Stated goal
Comb through the entries for "Советская" and pull out each line that holds it.

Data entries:
══════════

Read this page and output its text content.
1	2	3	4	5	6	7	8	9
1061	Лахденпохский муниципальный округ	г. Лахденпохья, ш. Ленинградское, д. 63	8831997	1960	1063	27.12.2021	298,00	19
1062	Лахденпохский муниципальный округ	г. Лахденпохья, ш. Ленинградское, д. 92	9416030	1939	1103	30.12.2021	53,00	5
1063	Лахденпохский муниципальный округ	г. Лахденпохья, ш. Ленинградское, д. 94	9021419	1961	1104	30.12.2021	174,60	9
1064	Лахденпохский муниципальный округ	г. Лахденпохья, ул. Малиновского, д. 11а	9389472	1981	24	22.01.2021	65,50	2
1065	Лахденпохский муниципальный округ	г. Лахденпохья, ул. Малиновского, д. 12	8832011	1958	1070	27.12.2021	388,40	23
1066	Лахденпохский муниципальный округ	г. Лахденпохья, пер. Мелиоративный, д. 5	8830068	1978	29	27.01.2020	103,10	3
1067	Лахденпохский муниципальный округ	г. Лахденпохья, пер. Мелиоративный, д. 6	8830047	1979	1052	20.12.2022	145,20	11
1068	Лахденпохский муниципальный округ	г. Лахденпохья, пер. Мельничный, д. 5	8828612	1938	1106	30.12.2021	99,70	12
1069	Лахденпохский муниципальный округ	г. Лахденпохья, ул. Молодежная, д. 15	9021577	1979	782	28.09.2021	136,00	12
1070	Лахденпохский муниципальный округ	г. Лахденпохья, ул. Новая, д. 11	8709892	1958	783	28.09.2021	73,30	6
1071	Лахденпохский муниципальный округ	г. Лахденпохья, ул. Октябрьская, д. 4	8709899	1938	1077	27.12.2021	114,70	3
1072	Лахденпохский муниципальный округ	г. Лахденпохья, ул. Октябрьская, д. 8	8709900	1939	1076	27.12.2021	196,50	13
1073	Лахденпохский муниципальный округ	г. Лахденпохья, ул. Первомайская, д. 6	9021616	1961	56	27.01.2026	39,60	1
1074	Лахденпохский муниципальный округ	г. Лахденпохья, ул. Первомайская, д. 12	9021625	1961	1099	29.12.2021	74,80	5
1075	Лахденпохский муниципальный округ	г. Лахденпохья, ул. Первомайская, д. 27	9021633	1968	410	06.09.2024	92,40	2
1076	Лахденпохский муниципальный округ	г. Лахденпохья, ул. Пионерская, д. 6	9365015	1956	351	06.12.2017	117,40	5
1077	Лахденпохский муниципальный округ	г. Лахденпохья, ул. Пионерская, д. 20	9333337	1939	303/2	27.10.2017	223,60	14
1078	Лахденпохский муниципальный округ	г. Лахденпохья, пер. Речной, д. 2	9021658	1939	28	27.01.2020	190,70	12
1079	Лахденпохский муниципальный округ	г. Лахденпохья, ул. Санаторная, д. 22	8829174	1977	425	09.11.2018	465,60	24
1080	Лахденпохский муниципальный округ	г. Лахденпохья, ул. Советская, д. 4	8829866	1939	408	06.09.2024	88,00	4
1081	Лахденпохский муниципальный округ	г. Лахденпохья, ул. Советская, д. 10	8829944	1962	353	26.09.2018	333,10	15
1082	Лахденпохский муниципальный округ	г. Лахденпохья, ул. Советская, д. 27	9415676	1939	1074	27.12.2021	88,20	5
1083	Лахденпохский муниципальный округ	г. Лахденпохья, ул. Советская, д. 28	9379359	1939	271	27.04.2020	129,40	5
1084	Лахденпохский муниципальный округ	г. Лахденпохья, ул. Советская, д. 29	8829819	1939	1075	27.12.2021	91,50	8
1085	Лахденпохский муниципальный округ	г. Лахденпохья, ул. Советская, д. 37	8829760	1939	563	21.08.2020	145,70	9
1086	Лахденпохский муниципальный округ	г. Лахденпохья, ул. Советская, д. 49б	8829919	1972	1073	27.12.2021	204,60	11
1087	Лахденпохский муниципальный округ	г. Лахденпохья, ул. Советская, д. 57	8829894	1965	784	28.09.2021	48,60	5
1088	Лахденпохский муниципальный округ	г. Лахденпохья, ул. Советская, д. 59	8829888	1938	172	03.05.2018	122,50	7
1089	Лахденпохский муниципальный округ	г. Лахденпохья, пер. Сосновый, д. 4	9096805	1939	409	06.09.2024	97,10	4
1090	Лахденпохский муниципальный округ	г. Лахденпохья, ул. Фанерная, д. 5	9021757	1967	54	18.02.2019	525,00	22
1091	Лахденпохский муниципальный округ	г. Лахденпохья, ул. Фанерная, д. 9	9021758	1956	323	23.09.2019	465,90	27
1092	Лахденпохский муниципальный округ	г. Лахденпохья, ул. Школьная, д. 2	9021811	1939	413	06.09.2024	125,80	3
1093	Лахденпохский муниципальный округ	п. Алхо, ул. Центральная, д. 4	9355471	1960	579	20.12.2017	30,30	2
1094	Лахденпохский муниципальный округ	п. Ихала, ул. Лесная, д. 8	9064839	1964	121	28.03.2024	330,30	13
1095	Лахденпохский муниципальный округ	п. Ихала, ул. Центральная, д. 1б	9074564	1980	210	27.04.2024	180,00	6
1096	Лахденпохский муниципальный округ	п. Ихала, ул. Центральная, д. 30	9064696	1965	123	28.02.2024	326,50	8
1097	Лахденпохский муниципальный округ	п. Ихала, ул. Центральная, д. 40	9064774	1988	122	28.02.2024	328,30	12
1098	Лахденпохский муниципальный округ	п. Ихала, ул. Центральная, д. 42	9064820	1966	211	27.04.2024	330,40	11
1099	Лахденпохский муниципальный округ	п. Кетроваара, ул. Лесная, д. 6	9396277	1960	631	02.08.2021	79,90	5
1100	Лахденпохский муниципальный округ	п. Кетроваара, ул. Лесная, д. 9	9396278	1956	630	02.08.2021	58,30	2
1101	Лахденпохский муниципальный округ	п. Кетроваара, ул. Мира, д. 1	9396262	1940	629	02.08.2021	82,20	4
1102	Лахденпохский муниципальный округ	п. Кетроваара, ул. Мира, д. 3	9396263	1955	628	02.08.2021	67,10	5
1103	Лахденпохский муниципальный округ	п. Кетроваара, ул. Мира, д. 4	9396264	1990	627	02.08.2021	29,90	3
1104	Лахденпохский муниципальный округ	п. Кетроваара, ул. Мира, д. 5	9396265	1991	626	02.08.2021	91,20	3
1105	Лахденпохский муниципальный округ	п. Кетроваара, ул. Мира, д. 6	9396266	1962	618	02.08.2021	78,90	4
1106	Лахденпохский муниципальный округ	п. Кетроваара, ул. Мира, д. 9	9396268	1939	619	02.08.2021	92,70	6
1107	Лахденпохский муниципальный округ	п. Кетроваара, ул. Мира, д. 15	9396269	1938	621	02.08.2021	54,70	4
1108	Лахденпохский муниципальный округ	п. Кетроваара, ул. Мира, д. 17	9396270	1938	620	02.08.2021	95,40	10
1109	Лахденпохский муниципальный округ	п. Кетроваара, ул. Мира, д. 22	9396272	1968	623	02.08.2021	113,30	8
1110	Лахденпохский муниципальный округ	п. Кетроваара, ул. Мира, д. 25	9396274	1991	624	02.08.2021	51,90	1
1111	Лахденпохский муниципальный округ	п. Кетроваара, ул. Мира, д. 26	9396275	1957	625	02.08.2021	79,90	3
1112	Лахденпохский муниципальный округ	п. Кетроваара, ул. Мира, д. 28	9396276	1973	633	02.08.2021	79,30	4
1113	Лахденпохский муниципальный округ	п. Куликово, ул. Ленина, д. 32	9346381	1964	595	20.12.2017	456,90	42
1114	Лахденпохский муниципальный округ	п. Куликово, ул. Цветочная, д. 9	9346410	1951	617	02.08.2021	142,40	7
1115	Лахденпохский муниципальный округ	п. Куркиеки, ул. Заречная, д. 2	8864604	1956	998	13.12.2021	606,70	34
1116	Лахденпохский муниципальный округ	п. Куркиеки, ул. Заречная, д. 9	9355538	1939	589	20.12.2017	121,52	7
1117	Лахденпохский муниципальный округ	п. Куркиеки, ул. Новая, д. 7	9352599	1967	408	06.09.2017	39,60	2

══════════

Reply to the task
1080	Лахденпохский муниципальный округ	г. Лахденпохья, ул. Советская, д. 4	8829866	1939	408	06.09.2024	88,00	4
1081	Лахденпохский муниципальный округ	г. Лахденпохья, ул. Советская, д. 10	8829944	1962	353	26.09.2018	333,10	15
1082	Лахденпохский муниципальный округ	г. Лахденпохья, ул. Советская, д. 27	9415676	1939	1074	27.12.2021	88,20	5
1083	Лахденпохский муниципальный округ	г. Лахденпохья, ул. Советская, д. 28	9379359	1939	271	27.04.2020	129,40	5
1084	Лахденпохский муниципальный округ	г. Лахденпохья, ул. Советская, д. 29	8829819	1939	1075	27.12.2021	91,50	8
1085	Лахденпохский муниципальный округ	г. Лахденпохья, ул. Советская, д. 37	8829760	1939	563	21.08.2020	145,70	9
1086	Лахденпохский муниципальный округ	г. Лахденпохья, ул. Советская, д. 49б	8829919	1972	1073	27.12.2021	204,60	11
1087	Лахденпохский муниципальный округ	г. Лахденпохья, ул. Советская, д. 57	8829894	1965	784	28.09.2021	48,60	5
1088	Лахденпохский муниципальный округ	г. Лахденпохья, ул. Советская, д. 59	8829888	1938	172	03.05.2018	122,50	7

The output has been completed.